- WHAT TO DO -
Quote the listing in full, exactly as given, minus any pictures.

— start of RECORDED INFORMATION —

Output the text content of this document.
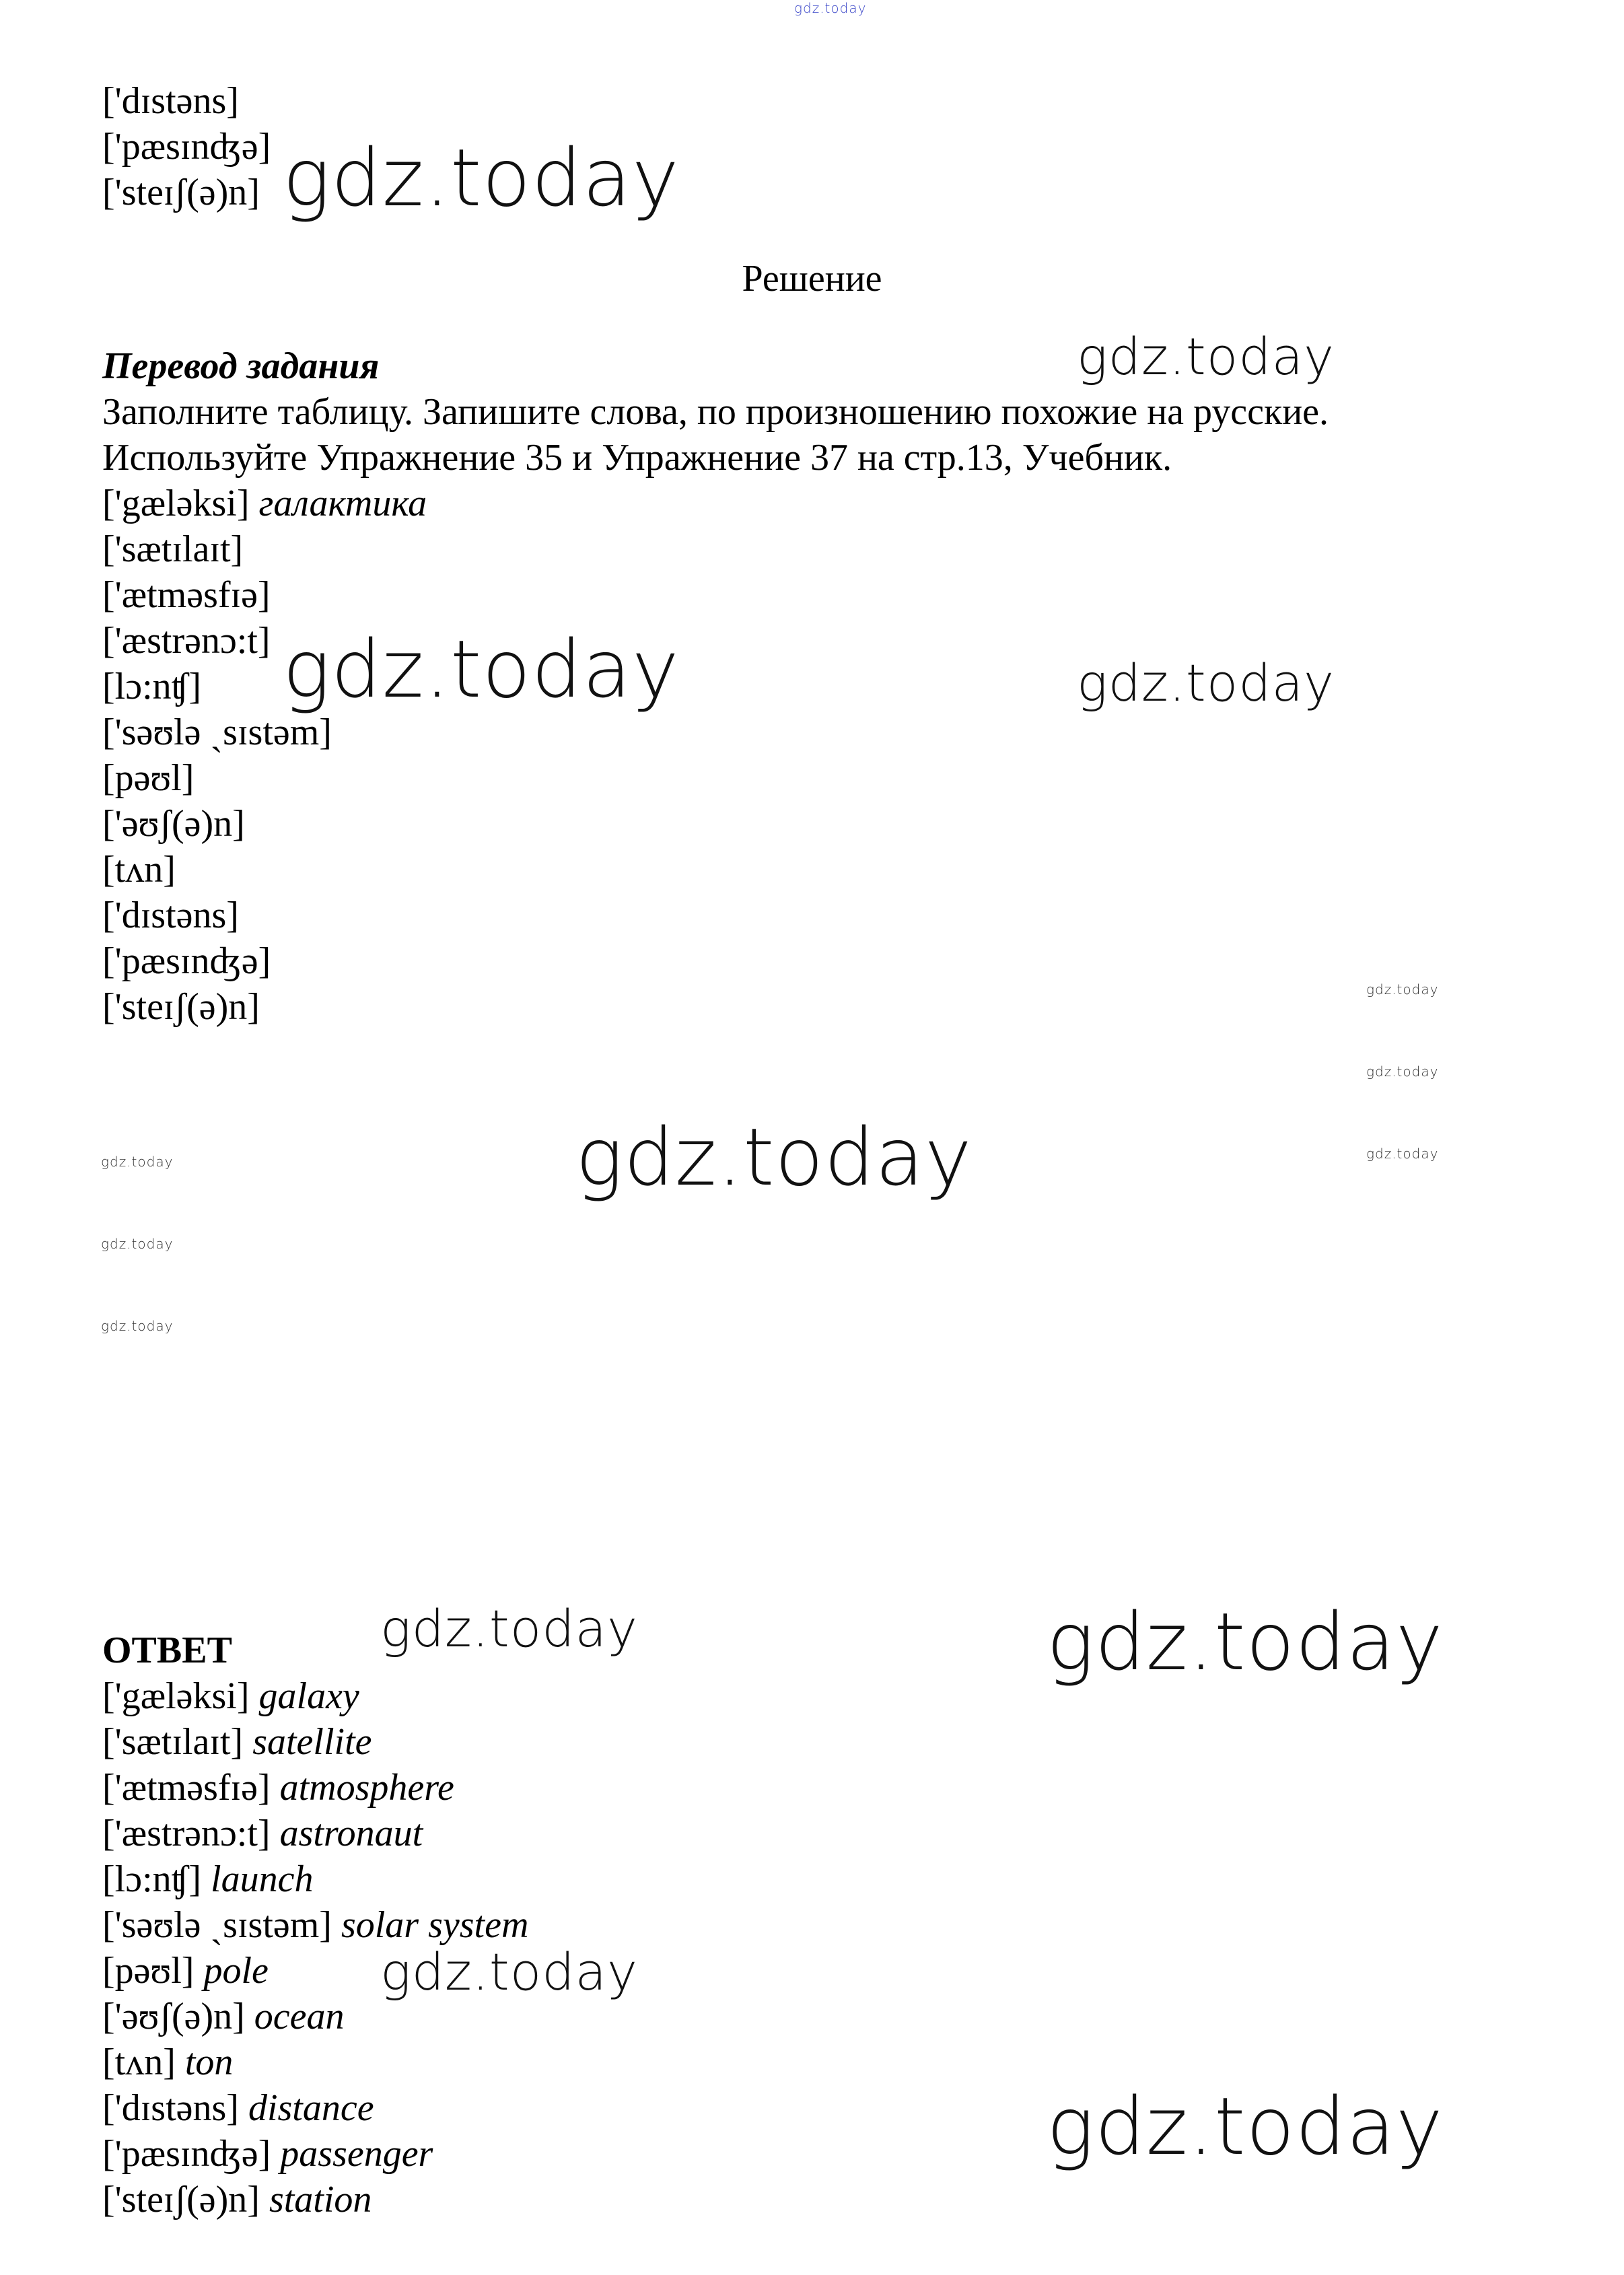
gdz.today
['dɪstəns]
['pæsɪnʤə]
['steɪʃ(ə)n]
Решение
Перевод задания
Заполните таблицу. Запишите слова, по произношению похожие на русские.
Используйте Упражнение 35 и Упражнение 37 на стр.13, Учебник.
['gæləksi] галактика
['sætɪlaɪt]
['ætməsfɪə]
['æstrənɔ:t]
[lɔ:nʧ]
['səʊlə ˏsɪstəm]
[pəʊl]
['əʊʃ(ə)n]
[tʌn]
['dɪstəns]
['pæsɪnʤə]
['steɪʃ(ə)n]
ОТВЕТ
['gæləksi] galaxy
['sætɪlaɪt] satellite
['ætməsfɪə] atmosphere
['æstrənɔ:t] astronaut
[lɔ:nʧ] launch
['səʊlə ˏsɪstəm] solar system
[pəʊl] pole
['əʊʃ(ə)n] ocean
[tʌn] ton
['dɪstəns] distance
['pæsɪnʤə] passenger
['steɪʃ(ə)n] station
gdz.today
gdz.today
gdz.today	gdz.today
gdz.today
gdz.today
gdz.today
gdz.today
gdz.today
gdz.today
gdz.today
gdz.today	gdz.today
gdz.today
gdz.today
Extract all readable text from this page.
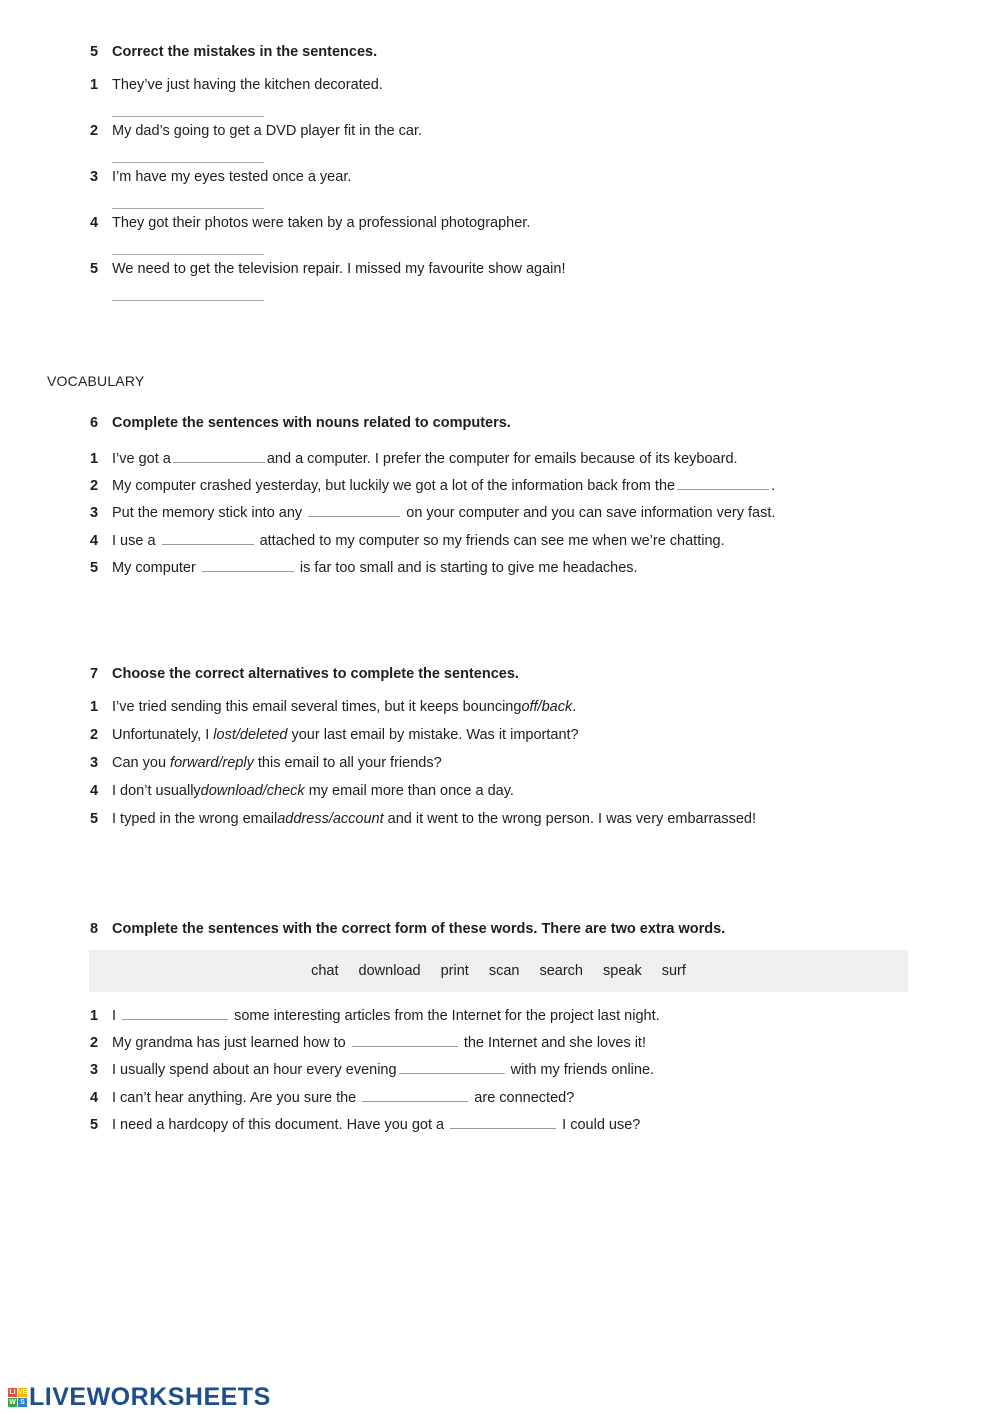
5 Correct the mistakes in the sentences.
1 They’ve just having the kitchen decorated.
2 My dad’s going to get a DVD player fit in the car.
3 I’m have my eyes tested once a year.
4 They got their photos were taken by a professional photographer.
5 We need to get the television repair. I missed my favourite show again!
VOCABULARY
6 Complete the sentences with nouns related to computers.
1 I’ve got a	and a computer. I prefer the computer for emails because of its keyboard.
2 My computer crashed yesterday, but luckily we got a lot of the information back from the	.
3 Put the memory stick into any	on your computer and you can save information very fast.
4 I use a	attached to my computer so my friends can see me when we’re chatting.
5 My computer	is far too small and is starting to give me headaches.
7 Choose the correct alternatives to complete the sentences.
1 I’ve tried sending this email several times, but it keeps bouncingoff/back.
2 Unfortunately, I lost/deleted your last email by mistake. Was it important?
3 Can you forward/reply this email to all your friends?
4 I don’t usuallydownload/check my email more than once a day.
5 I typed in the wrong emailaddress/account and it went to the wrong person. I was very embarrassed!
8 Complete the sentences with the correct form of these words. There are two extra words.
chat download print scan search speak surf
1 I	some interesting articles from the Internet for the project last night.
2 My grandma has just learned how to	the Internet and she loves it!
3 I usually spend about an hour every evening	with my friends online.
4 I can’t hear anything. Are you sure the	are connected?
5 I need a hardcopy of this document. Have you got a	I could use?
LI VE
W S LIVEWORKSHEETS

— end of RECORDED INFORMATION —

- RESULT OF THE TASK -
Output the text content of this document.
gdz.today
['dɪstəns]
['pæsɪnʤə]
['steɪʃ(ə)n]
Решение
Перевод задания
Заполните таблицу. Запишите слова, по произношению похожие на русские.
Используйте Упражнение 35 и Упражнение 37 на стр.13, Учебник.
['gæləksi] галактика
['sætɪlaɪt]
['ætməsfɪə]
['æstrənɔ:t]
[lɔ:nʧ]
['səʊlə ˏsɪstəm]
[pəʊl]
['əʊʃ(ə)n]
[tʌn]
['dɪstəns]
['pæsɪnʤə]
['steɪʃ(ə)n]
ОТВЕТ
['gæləksi] galaxy
['sætɪlaɪt] satellite
['ætməsfɪə] atmosphere
['æstrənɔ:t] astronaut
[lɔ:nʧ] launch
['səʊlə ˏsɪstəm] solar system
[pəʊl] pole
['əʊʃ(ə)n] ocean
[tʌn] ton
['dɪstəns] distance
['pæsɪnʤə] passenger
['steɪʃ(ə)n] station
gdz.today
gdz.today
gdz.today	gdz.today
gdz.today
gdz.today
gdz.today
gdz.today
gdz.today
gdz.today
gdz.today
gdz.today	gdz.today
gdz.today
gdz.today
Extract all readable text from this page.
5 Correct the mistakes in the sentences.
1 They’ve just having the kitchen decorated.
2 My dad’s going to get a DVD player fit in the car.
3 I’m have my eyes tested once a year.
4 They got their photos were taken by a professional photographer.
5 We need to get the television repair. I missed my favourite show again!
VOCABULARY
6 Complete the sentences with nouns related to computers.
1 I’ve got a	and a computer. I prefer the computer for emails because of its keyboard.
2 My computer crashed yesterday, but luckily we got a lot of the information back from the	.
3 Put the memory stick into any	on your computer and you can save information very fast.
4 I use a	attached to my computer so my friends can see me when we’re chatting.
5 My computer	is far too small and is starting to give me headaches.
7 Choose the correct alternatives to complete the sentences.
1 I’ve tried sending this email several times, but it keeps bouncingoff/back.
2 Unfortunately, I lost/deleted your last email by mistake. Was it important?
3 Can you forward/reply this email to all your friends?
4 I don’t usuallydownload/check my email more than once a day.
5 I typed in the wrong emailaddress/account and it went to the wrong person. I was very embarrassed!
8 Complete the sentences with the correct form of these words. There are two extra words.
chat download print scan search speak surf
1 I	some interesting articles from the Internet for the project last night.
2 My grandma has just learned how to	the Internet and she loves it!
3 I usually spend about an hour every evening	with my friends online.
4 I can’t hear anything. Are you sure the	are connected?
5 I need a hardcopy of this document. Have you got a	I could use?
LI VE
W S LIVEWORKSHEETS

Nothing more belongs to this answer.